- WHAT YOU SHOULD DO
Write the material out again, line by line, exactly as it is.

Dataset excerpt:
####
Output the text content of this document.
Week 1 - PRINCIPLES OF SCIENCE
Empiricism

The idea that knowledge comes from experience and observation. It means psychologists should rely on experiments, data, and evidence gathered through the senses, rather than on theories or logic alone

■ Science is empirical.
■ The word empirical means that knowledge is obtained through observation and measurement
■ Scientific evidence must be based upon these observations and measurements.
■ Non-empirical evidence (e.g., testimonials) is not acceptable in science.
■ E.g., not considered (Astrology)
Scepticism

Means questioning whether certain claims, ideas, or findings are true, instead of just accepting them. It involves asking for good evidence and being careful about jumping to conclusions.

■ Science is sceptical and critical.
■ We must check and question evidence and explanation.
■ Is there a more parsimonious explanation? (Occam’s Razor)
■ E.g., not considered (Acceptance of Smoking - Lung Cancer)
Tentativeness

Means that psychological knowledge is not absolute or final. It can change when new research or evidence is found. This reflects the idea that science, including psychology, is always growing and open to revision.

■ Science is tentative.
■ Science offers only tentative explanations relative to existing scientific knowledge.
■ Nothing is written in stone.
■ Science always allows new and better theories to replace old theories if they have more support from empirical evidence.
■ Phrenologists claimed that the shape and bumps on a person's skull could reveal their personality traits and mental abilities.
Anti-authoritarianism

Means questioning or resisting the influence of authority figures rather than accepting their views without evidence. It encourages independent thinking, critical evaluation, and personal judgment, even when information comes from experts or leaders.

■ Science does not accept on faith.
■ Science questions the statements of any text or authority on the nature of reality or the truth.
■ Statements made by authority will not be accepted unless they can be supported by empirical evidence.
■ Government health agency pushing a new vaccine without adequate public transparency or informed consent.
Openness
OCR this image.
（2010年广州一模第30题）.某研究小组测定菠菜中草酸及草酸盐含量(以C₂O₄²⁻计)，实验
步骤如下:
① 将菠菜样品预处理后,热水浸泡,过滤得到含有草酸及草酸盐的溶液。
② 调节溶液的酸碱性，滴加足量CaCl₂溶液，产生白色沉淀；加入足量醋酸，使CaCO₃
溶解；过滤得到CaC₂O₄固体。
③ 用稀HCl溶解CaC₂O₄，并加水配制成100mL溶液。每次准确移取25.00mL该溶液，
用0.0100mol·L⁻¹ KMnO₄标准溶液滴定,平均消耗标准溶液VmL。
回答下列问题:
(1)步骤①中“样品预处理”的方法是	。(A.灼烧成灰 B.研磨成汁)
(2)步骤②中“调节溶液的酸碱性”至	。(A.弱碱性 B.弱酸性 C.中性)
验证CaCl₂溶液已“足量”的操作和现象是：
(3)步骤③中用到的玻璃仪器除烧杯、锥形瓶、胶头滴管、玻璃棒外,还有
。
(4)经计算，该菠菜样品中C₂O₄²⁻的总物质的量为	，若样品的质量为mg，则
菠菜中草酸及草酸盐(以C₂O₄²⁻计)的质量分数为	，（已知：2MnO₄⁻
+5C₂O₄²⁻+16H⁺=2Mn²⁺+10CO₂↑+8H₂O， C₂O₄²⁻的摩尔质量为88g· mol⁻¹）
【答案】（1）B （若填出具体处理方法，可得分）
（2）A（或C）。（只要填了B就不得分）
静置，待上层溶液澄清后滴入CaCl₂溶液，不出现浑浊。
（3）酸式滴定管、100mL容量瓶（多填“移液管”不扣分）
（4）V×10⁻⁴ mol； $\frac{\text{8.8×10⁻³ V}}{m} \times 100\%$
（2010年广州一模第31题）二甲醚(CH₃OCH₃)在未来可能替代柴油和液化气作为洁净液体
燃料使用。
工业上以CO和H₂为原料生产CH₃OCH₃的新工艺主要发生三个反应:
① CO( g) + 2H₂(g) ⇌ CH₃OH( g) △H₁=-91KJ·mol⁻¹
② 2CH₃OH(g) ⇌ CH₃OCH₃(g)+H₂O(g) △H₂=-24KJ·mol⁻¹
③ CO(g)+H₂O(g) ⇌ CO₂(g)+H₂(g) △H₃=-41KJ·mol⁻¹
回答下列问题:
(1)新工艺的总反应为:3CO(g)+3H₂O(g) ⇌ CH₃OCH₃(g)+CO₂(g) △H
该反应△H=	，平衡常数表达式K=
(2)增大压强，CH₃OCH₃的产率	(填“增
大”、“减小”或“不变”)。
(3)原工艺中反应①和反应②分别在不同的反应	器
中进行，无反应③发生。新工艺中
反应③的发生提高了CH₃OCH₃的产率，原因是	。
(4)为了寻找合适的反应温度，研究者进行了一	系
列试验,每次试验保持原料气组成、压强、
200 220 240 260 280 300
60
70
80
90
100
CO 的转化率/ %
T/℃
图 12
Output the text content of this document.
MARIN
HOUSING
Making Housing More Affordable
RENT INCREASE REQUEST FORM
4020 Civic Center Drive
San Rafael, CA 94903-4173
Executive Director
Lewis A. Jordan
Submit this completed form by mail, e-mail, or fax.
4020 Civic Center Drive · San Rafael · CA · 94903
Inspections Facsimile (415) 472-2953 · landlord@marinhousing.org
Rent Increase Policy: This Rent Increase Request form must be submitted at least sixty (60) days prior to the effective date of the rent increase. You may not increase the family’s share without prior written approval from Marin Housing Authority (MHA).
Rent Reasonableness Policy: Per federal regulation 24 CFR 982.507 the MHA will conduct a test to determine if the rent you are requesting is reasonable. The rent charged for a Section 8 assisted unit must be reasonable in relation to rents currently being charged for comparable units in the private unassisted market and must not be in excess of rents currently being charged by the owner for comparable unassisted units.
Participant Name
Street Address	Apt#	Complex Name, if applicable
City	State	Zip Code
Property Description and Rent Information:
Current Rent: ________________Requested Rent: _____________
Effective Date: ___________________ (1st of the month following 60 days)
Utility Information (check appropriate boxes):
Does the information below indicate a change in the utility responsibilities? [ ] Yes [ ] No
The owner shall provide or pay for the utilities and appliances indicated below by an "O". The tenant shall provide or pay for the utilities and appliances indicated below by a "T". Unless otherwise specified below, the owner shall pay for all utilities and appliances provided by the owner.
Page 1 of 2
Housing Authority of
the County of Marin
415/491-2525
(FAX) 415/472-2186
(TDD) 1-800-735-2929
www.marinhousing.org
####
- EXPECTED OUTPUT
Output the text content of this document.
Week 1 - PRINCIPLES OF SCIENCE
Empiricism

The idea that knowledge comes from experience and observation. It means psychologists should rely on experiments, data, and evidence gathered through the senses, rather than on theories or logic alone

■ Science is empirical.
■ The word empirical means that knowledge is obtained through observation and measurement
■ Scientific evidence must be based upon these observations and measurements.
■ Non-empirical evidence (e.g., testimonials) is not acceptable in science.
■ E.g., not considered (Astrology)
Scepticism

Means questioning whether certain claims, ideas, or findings are true, instead of just accepting them. It involves asking for good evidence and being careful about jumping to conclusions.

■ Science is sceptical and critical.
■ We must check and question evidence and explanation.
■ Is there a more parsimonious explanation? (Occam’s Razor)
■ E.g., not considered (Acceptance of Smoking - Lung Cancer)
Tentativeness

Means that psychological knowledge is not absolute or final. It can change when new research or evidence is found. This reflects the idea that science, including psychology, is always growing and open to revision.

■ Science is tentative.
■ Science offers only tentative explanations relative to existing scientific knowledge.
■ Nothing is written in stone.
■ Science always allows new and better theories to replace old theories if they have more support from empirical evidence.
■ Phrenologists claimed that the shape and bumps on a person's skull could reveal their personality traits and mental abilities.
Anti-authoritarianism

Means questioning or resisting the influence of authority figures rather than accepting their views without evidence. It encourages independent thinking, critical evaluation, and personal judgment, even when information comes from experts or leaders.

■ Science does not accept on faith.
■ Science questions the statements of any text or authority on the nature of reality or the truth.
■ Statements made by authority will not be accepted unless they can be supported by empirical evidence.
■ Government health agency pushing a new vaccine without adequate public transparency or informed consent.
Openness
OCR this image.
（2010年广州一模第30题）.某研究小组测定菠菜中草酸及草酸盐含量(以C₂O₄²⁻计)，实验
步骤如下:
① 将菠菜样品预处理后,热水浸泡,过滤得到含有草酸及草酸盐的溶液。
② 调节溶液的酸碱性，滴加足量CaCl₂溶液，产生白色沉淀；加入足量醋酸，使CaCO₃
溶解；过滤得到CaC₂O₄固体。
③ 用稀HCl溶解CaC₂O₄，并加水配制成100mL溶液。每次准确移取25.00mL该溶液，
用0.0100mol·L⁻¹ KMnO₄标准溶液滴定,平均消耗标准溶液VmL。
回答下列问题:
(1)步骤①中“样品预处理”的方法是	。(A.灼烧成灰 B.研磨成汁)
(2)步骤②中“调节溶液的酸碱性”至	。(A.弱碱性 B.弱酸性 C.中性)
验证CaCl₂溶液已“足量”的操作和现象是：
(3)步骤③中用到的玻璃仪器除烧杯、锥形瓶、胶头滴管、玻璃棒外,还有
。
(4)经计算，该菠菜样品中C₂O₄²⁻的总物质的量为	，若样品的质量为mg，则
菠菜中草酸及草酸盐(以C₂O₄²⁻计)的质量分数为	，（已知：2MnO₄⁻
+5C₂O₄²⁻+16H⁺=2Mn²⁺+10CO₂↑+8H₂O， C₂O₄²⁻的摩尔质量为88g· mol⁻¹）
【答案】（1）B （若填出具体处理方法，可得分）
（2）A（或C）。（只要填了B就不得分）
静置，待上层溶液澄清后滴入CaCl₂溶液，不出现浑浊。
（3）酸式滴定管、100mL容量瓶（多填“移液管”不扣分）
（4）V×10⁻⁴ mol； $\frac{\text{8.8×10⁻³ V}}{m} \times 100\%$
（2010年广州一模第31题）二甲醚(CH₃OCH₃)在未来可能替代柴油和液化气作为洁净液体
燃料使用。
工业上以CO和H₂为原料生产CH₃OCH₃的新工艺主要发生三个反应:
① CO( g) + 2H₂(g) ⇌ CH₃OH( g) △H₁=-91KJ·mol⁻¹
② 2CH₃OH(g) ⇌ CH₃OCH₃(g)+H₂O(g) △H₂=-24KJ·mol⁻¹
③ CO(g)+H₂O(g) ⇌ CO₂(g)+H₂(g) △H₃=-41KJ·mol⁻¹
回答下列问题:
(1)新工艺的总反应为:3CO(g)+3H₂O(g) ⇌ CH₃OCH₃(g)+CO₂(g) △H
该反应△H=	，平衡常数表达式K=
(2)增大压强，CH₃OCH₃的产率	(填“增
大”、“减小”或“不变”)。
(3)原工艺中反应①和反应②分别在不同的反应	器
中进行，无反应③发生。新工艺中
反应③的发生提高了CH₃OCH₃的产率，原因是	。
(4)为了寻找合适的反应温度，研究者进行了一	系
列试验,每次试验保持原料气组成、压强、
200 220 240 260 280 300
60
70
80
90
100
CO 的转化率/ %
T/℃
图 12
Output the text content of this document.
MARIN
HOUSING
Making Housing More Affordable
RENT INCREASE REQUEST FORM
4020 Civic Center Drive
San Rafael, CA 94903-4173
Executive Director
Lewis A. Jordan
Submit this completed form by mail, e-mail, or fax.
4020 Civic Center Drive · San Rafael · CA · 94903
Inspections Facsimile (415) 472-2953 · landlord@marinhousing.org
Rent Increase Policy: This Rent Increase Request form must be submitted at least sixty (60) days prior to the effective date of the rent increase. You may not increase the family’s share without prior written approval from Marin Housing Authority (MHA).
Rent Reasonableness Policy: Per federal regulation 24 CFR 982.507 the MHA will conduct a test to determine if the rent you are requesting is reasonable. The rent charged for a Section 8 assisted unit must be reasonable in relation to rents currently being charged for comparable units in the private unassisted market and must not be in excess of rents currently being charged by the owner for comparable unassisted units.
Participant Name
Street Address	Apt#	Complex Name, if applicable
City	State	Zip Code
Property Description and Rent Information:
Current Rent: ________________Requested Rent: _____________
Effective Date: ___________________ (1st of the month following 60 days)
Utility Information (check appropriate boxes):
Does the information below indicate a change in the utility responsibilities? [ ] Yes [ ] No
The owner shall provide or pay for the utilities and appliances indicated below by an "O". The tenant shall provide or pay for the utilities and appliances indicated below by a "T". Unless otherwise specified below, the owner shall pay for all utilities and appliances provided by the owner.
Page 1 of 2
Housing Authority of
the County of Marin
415/491-2525
(FAX) 415/472-2186
(TDD) 1-800-735-2929
www.marinhousing.org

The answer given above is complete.